- **Data shown**:

** START **

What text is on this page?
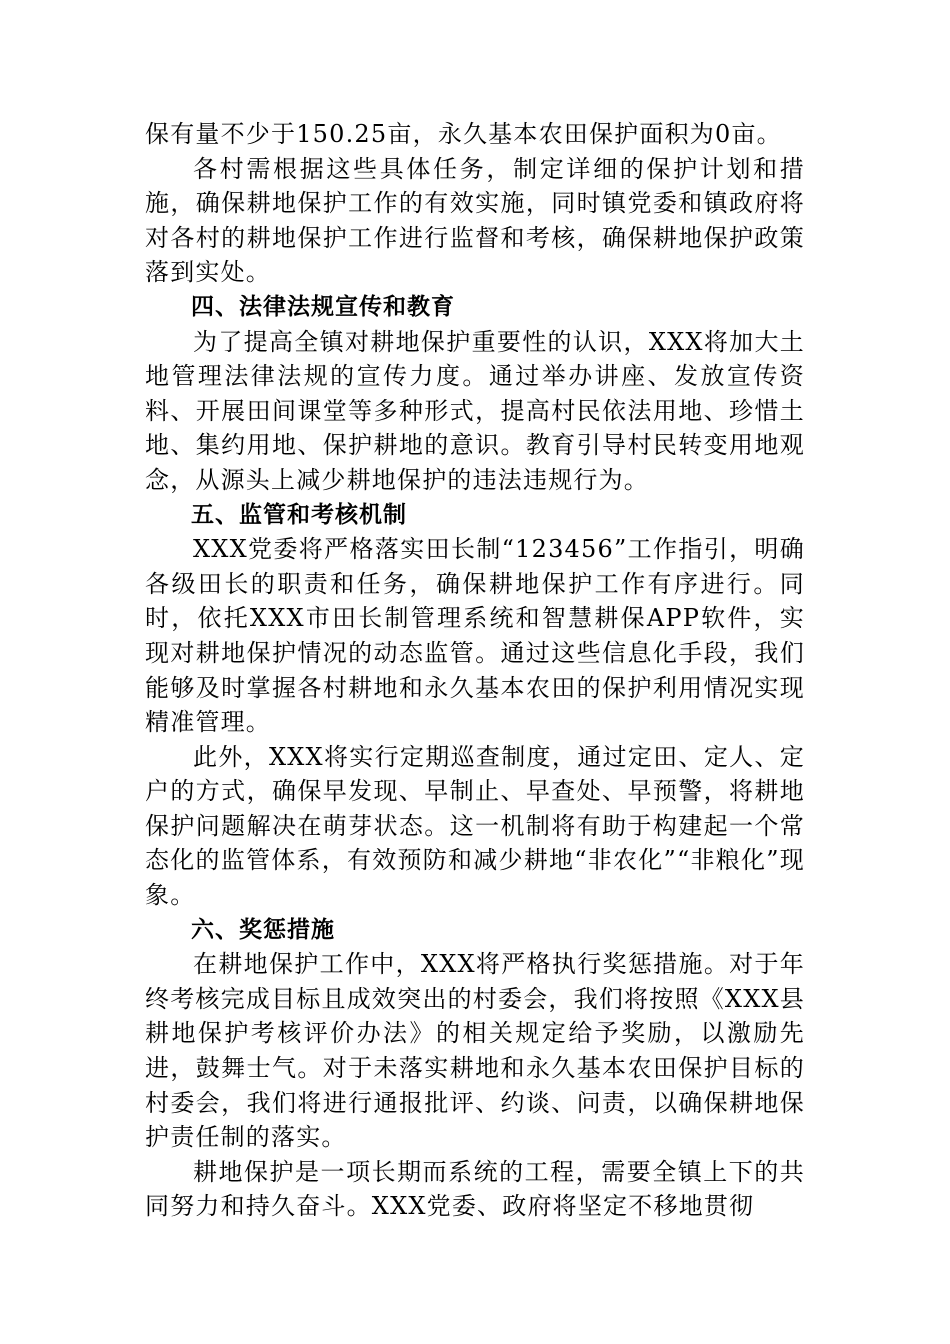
保有量不少于150.25亩，永久基本农田保护面积为0亩。

各村需根据这些具体任务，制定详细的保护计划和措施，确保耕地保护工作的有效实施，同时镇党委和镇政府将对各村的耕地保护工作进行监督和考核，确保耕地保护政策落到实处。

四、法律法规宣传和教育

为了提高全镇对耕地保护重要性的认识，XXX将加大土地管理法律法规的宣传力度。通过举办讲座、发放宣传资料、开展田间课堂等多种形式，提高村民依法用地、珍惜土地、集约用地、保护耕地的意识。教育引导村民转变用地观念，从源头上减少耕地保护的违法违规行为。

五、监管和考核机制

XXX党委将严格落实田长制“123456”工作指引，明确各级田长的职责和任务，确保耕地保护工作有序进行。同时，依托XXX市田长制管理系统和智慧耕保APP软件，实现对耕地保护情况的动态监管。通过这些信息化手段，我们能够及时掌握各村耕地和永久基本农田的保护利用情况实现精准管理。

此外，XXX将实行定期巡查制度，通过定田、定人、定户的方式，确保早发现、早制止、早查处、早预警，将耕地保护问题解决在萌芽状态。这一机制将有助于构建起一个常态化的监管体系，有效预防和减少耕地“非农化”“非粮化”现象。

六、奖惩措施

在耕地保护工作中，XXX将严格执行奖惩措施。对于年终考核完成目标且成效突出的村委会，我们将按照《XXX县耕地保护考核评价办法》的相关规定给予奖励，以激励先进，鼓舞士气。对于未落实耕地和永久基本农田保护目标的村委会，我们将进行通报批评、约谈、问责，以确保耕地保护责任制的落实。

耕地保护是一项长期而系统的工程，需要全镇上下的共同努力和持久奋斗。XXX党委、政府将坚定不移地贯彻
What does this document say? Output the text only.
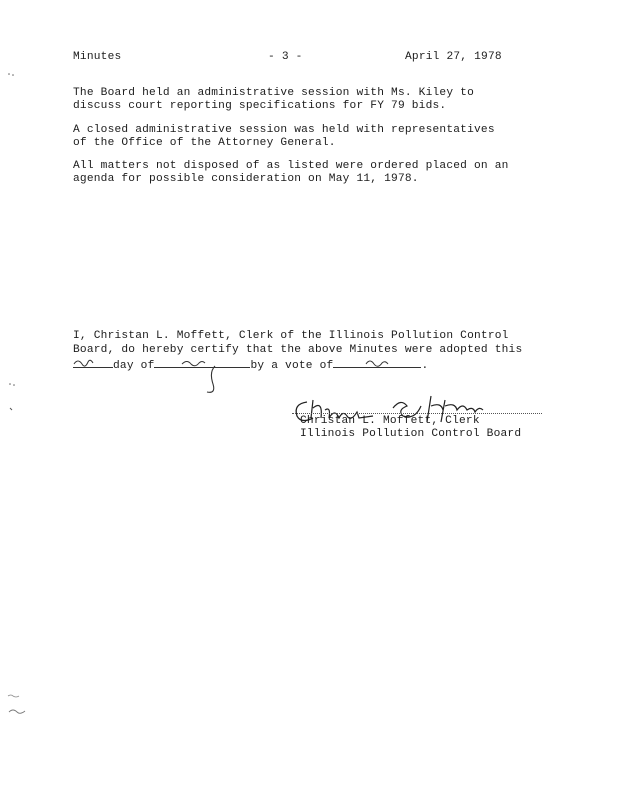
Minutes	- 3 -	April 27, 1978
The Board held an administrative session with Ms. Kiley to
discuss court reporting specifications for FY 79 bids.
A closed administrative session was held with representatives
of the Office of the Attorney General.
All matters not disposed of as listed were ordered placed on an
agenda for possible consideration on May 11, 1978.
I, Christan L. Moffett, Clerk of the Illinois Pollution Control
Board, do hereby certify that the above Minutes were adopted this
day of	by a vote of	.
Christan L. Moffett, Clerk
Illinois Pollution Control Board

** END **

- **Required work**: Produce an exact copy of the lines from the line containing "What does this" through the last line of the records, with no pictures and no other text.

- **Written response**:
What does this document say? Output the text only.
Minutes	- 3 -	April 27, 1978
The Board held an administrative session with Ms. Kiley to
discuss court reporting specifications for FY 79 bids.
A closed administrative session was held with representatives
of the Office of the Attorney General.
All matters not disposed of as listed were ordered placed on an
agenda for possible consideration on May 11, 1978.
I, Christan L. Moffett, Clerk of the Illinois Pollution Control
Board, do hereby certify that the above Minutes were adopted this
day of	by a vote of	.
Christan L. Moffett, Clerk
Illinois Pollution Control Board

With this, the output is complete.